=== Data shown ===
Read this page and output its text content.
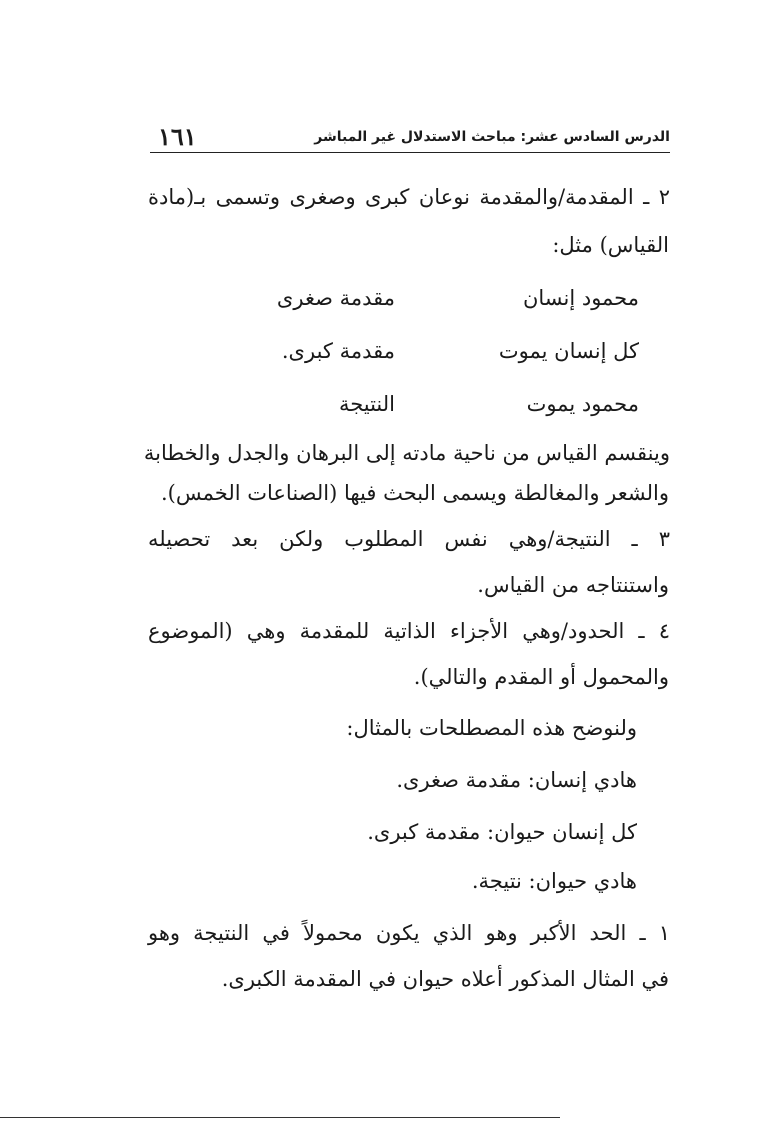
١٦١	الدرس السادس عشر: مباحث الاستدلال غير المباشر
٢ ـ المقدمة/والمقدمة نوعان كبرى وصغرى وتسمى بـ(مادة
القياس) مثل:
محمود إنسان
مقدمة صغرى
كل إنسان يموت
مقدمة كبرى.
محمود يموت
النتيجة
وينقسم القياس من ناحية مادته إلى البرهان والجدل والخطابة
والشعر والمغالطة ويسمى البحث فيها (الصناعات الخمس).
٣ ـ النتيجة/وهي نفس المطلوب ولكن بعد تحصيله
واستنتاجه من القياس.
٤ ـ الحدود/وهي الأجزاء الذاتية للمقدمة وهي (الموضوع
والمحمول أو المقدم والتالي).
ولنوضح هذه المصطلحات بالمثال:
هادي إنسان: مقدمة صغرى.
كل إنسان حيوان: مقدمة كبرى.
هادي حيوان: نتيجة.
١ ـ الحد الأكبر وهو الذي يكون محمولاً في النتيجة وهو
في المثال المذكور أعلاه حيوان في المقدمة الكبرى.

=== Exercise aim ===
Copy all lines in the listing above where the string "حيوان" appears.

=== Expected answer ===
كل إنسان حيوان: مقدمة كبرى.
هادي حيوان: نتيجة.
في المثال المذكور أعلاه حيوان في المقدمة الكبرى.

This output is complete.